Exercise: Listed below are entries; give the number of lines among them that include "Edition", and only that number.

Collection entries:
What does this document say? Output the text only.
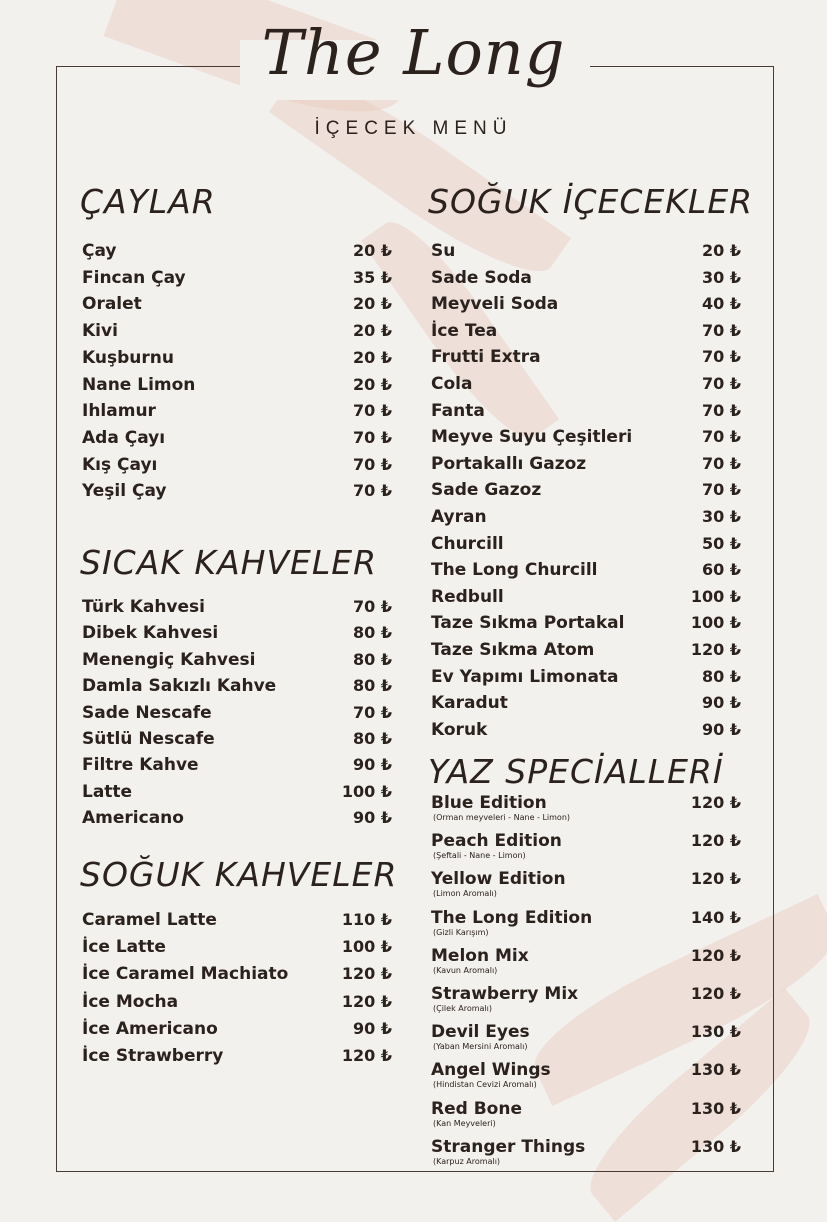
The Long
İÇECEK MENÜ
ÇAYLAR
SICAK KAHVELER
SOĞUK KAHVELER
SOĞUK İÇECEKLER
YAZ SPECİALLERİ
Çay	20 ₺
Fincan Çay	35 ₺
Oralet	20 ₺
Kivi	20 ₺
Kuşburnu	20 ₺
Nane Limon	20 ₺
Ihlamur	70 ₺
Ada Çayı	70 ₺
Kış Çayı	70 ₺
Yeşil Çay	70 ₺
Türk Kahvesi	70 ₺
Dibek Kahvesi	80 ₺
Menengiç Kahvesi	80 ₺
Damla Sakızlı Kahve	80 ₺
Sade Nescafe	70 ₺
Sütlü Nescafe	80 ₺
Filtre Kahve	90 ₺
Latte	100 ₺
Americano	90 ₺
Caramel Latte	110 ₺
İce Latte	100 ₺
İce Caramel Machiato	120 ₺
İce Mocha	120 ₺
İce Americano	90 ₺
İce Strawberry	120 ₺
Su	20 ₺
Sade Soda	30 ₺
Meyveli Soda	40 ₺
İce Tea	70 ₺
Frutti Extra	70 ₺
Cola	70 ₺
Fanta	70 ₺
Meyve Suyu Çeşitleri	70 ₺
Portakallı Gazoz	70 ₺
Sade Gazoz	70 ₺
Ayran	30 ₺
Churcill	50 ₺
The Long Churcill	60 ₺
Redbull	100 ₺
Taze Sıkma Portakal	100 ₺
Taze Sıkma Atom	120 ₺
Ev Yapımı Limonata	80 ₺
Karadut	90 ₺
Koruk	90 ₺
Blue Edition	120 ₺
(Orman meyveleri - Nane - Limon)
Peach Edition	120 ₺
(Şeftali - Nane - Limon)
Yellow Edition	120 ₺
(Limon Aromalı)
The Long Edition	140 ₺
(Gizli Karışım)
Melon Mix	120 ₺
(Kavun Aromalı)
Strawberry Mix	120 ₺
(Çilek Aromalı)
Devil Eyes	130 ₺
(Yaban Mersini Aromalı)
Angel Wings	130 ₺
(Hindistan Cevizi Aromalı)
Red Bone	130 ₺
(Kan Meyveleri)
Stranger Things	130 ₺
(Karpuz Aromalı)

Solved exercise: 4